Problem to work on: Type out all the records word for word. Any pictures are to be left out.

(Data entries)
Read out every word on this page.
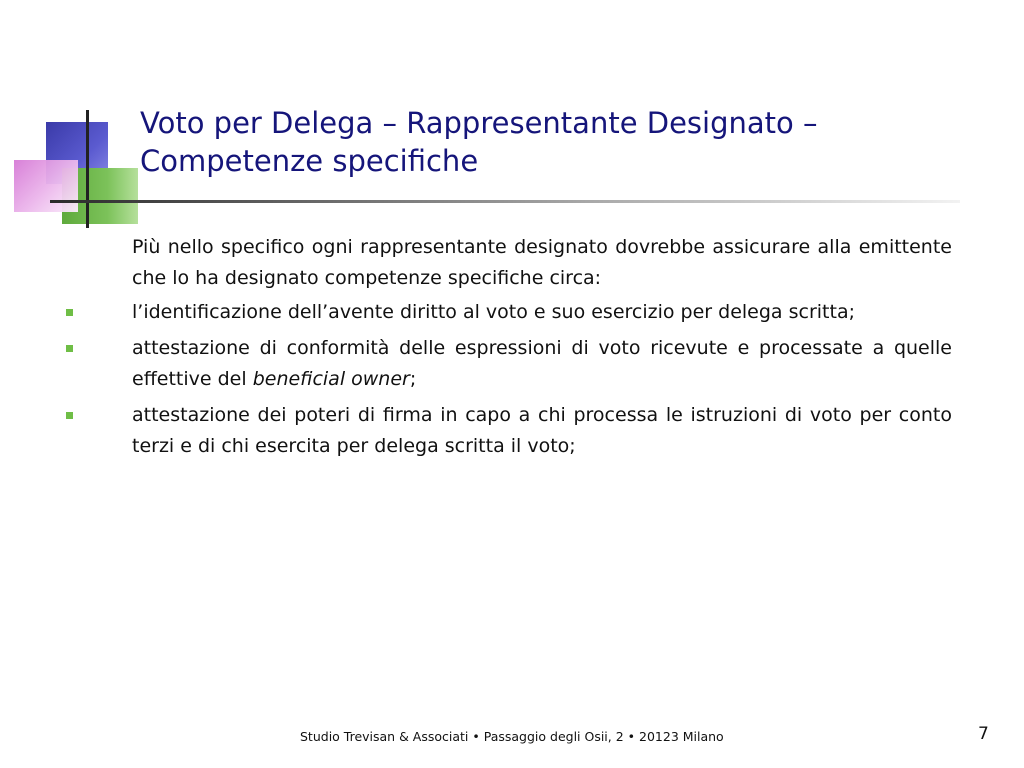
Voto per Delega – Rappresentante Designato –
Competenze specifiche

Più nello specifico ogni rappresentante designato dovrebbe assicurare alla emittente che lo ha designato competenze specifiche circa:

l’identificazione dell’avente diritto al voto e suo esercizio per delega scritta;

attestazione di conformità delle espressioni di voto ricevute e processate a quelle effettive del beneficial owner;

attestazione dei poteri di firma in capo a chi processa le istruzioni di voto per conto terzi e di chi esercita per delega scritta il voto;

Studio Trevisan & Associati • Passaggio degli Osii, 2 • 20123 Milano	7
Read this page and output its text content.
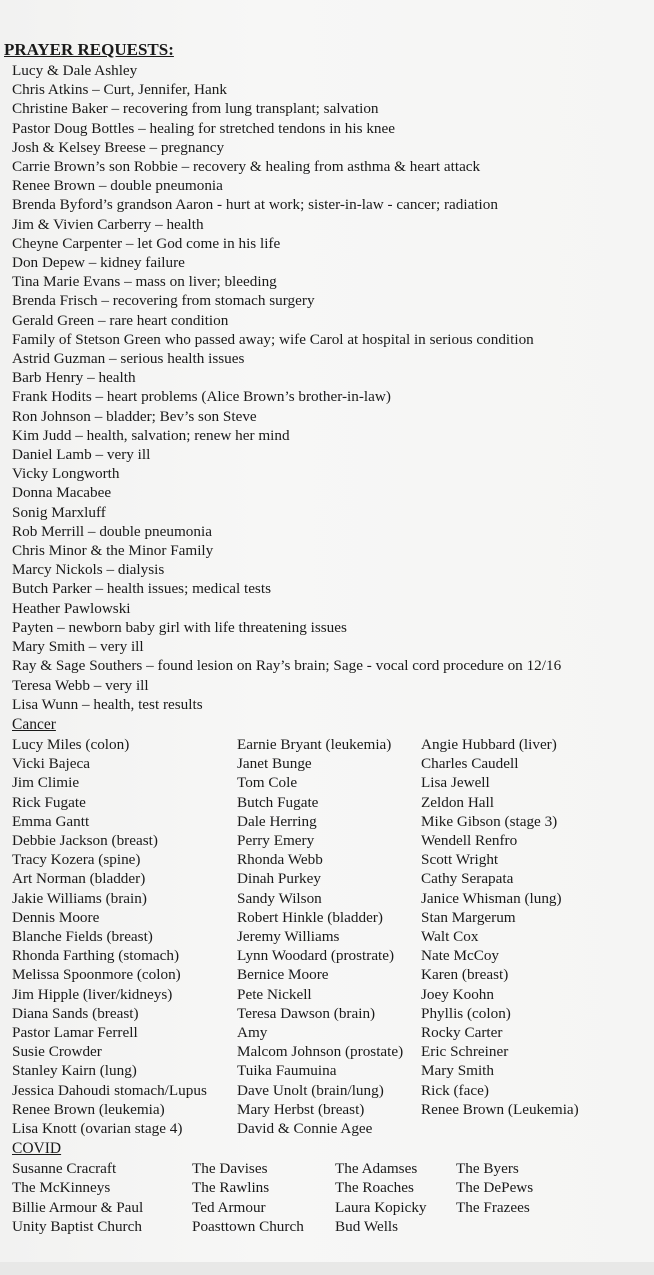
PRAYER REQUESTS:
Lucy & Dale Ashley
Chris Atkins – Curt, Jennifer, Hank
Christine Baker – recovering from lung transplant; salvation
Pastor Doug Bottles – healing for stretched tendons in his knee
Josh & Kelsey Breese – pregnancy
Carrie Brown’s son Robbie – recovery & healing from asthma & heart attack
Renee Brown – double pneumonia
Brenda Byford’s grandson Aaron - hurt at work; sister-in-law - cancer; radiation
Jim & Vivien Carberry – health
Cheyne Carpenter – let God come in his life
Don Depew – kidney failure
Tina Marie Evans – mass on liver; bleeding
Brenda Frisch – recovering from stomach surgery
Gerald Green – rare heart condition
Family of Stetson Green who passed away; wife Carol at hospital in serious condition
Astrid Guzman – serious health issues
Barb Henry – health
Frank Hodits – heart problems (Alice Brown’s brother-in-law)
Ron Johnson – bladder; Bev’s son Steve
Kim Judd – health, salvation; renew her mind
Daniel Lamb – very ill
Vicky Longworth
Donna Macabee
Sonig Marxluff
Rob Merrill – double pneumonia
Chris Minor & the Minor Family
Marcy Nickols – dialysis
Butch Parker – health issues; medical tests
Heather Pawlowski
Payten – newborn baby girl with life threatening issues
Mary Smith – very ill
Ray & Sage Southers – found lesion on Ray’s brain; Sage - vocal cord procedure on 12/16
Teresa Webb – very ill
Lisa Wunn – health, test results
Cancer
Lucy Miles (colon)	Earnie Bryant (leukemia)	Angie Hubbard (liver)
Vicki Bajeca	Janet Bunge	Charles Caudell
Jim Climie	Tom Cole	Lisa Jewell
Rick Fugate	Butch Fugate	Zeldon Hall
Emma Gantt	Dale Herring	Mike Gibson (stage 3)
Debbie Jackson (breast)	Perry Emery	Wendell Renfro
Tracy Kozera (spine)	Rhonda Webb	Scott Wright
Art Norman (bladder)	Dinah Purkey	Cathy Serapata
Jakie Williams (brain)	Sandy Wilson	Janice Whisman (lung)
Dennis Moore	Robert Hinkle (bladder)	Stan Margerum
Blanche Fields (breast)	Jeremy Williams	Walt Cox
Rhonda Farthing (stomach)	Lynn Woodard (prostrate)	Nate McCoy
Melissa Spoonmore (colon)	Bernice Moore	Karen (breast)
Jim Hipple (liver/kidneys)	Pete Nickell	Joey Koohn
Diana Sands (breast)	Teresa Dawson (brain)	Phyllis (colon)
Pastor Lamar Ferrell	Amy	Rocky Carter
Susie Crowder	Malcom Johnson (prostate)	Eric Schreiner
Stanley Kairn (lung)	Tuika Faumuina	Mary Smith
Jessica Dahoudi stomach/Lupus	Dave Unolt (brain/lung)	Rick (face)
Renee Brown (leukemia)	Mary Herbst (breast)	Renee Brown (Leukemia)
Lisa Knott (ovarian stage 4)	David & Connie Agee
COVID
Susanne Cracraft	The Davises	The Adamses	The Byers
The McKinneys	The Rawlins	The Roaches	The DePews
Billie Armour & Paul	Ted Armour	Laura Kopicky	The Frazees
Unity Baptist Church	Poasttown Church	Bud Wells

The output:
Read out every word on this page.
Voto per Delega – Rappresentante Designato –
Competenze specifiche

Più nello specifico ogni rappresentante designato dovrebbe assicurare alla emittente che lo ha designato competenze specifiche circa:

l’identificazione dell’avente diritto al voto e suo esercizio per delega scritta;

attestazione di conformità delle espressioni di voto ricevute e processate a quelle effettive del beneficial owner;

attestazione dei poteri di firma in capo a chi processa le istruzioni di voto per conto terzi e di chi esercita per delega scritta il voto;

Studio Trevisan & Associati • Passaggio degli Osii, 2 • 20123 Milano	7
Read this page and output its text content.
PRAYER REQUESTS:
Lucy & Dale Ashley
Chris Atkins – Curt, Jennifer, Hank
Christine Baker – recovering from lung transplant; salvation
Pastor Doug Bottles – healing for stretched tendons in his knee
Josh & Kelsey Breese – pregnancy
Carrie Brown’s son Robbie – recovery & healing from asthma & heart attack
Renee Brown – double pneumonia
Brenda Byford’s grandson Aaron - hurt at work; sister-in-law - cancer; radiation
Jim & Vivien Carberry – health
Cheyne Carpenter – let God come in his life
Don Depew – kidney failure
Tina Marie Evans – mass on liver; bleeding
Brenda Frisch – recovering from stomach surgery
Gerald Green – rare heart condition
Family of Stetson Green who passed away; wife Carol at hospital in serious condition
Astrid Guzman – serious health issues
Barb Henry – health
Frank Hodits – heart problems (Alice Brown’s brother-in-law)
Ron Johnson – bladder; Bev’s son Steve
Kim Judd – health, salvation; renew her mind
Daniel Lamb – very ill
Vicky Longworth
Donna Macabee
Sonig Marxluff
Rob Merrill – double pneumonia
Chris Minor & the Minor Family
Marcy Nickols – dialysis
Butch Parker – health issues; medical tests
Heather Pawlowski
Payten – newborn baby girl with life threatening issues
Mary Smith – very ill
Ray & Sage Southers – found lesion on Ray’s brain; Sage - vocal cord procedure on 12/16
Teresa Webb – very ill
Lisa Wunn – health, test results
Cancer
Lucy Miles (colon)	Earnie Bryant (leukemia)	Angie Hubbard (liver)
Vicki Bajeca	Janet Bunge	Charles Caudell
Jim Climie	Tom Cole	Lisa Jewell
Rick Fugate	Butch Fugate	Zeldon Hall
Emma Gantt	Dale Herring	Mike Gibson (stage 3)
Debbie Jackson (breast)	Perry Emery	Wendell Renfro
Tracy Kozera (spine)	Rhonda Webb	Scott Wright
Art Norman (bladder)	Dinah Purkey	Cathy Serapata
Jakie Williams (brain)	Sandy Wilson	Janice Whisman (lung)
Dennis Moore	Robert Hinkle (bladder)	Stan Margerum
Blanche Fields (breast)	Jeremy Williams	Walt Cox
Rhonda Farthing (stomach)	Lynn Woodard (prostrate)	Nate McCoy
Melissa Spoonmore (colon)	Bernice Moore	Karen (breast)
Jim Hipple (liver/kidneys)	Pete Nickell	Joey Koohn
Diana Sands (breast)	Teresa Dawson (brain)	Phyllis (colon)
Pastor Lamar Ferrell	Amy	Rocky Carter
Susie Crowder	Malcom Johnson (prostate)	Eric Schreiner
Stanley Kairn (lung)	Tuika Faumuina	Mary Smith
Jessica Dahoudi stomach/Lupus	Dave Unolt (brain/lung)	Rick (face)
Renee Brown (leukemia)	Mary Herbst (breast)	Renee Brown (Leukemia)
Lisa Knott (ovarian stage 4)	David & Connie Agee
COVID
Susanne Cracraft	The Davises	The Adamses	The Byers
The McKinneys	The Rawlins	The Roaches	The DePews
Billie Armour & Paul	Ted Armour	Laura Kopicky	The Frazees
Unity Baptist Church	Poasttown Church	Bud Wells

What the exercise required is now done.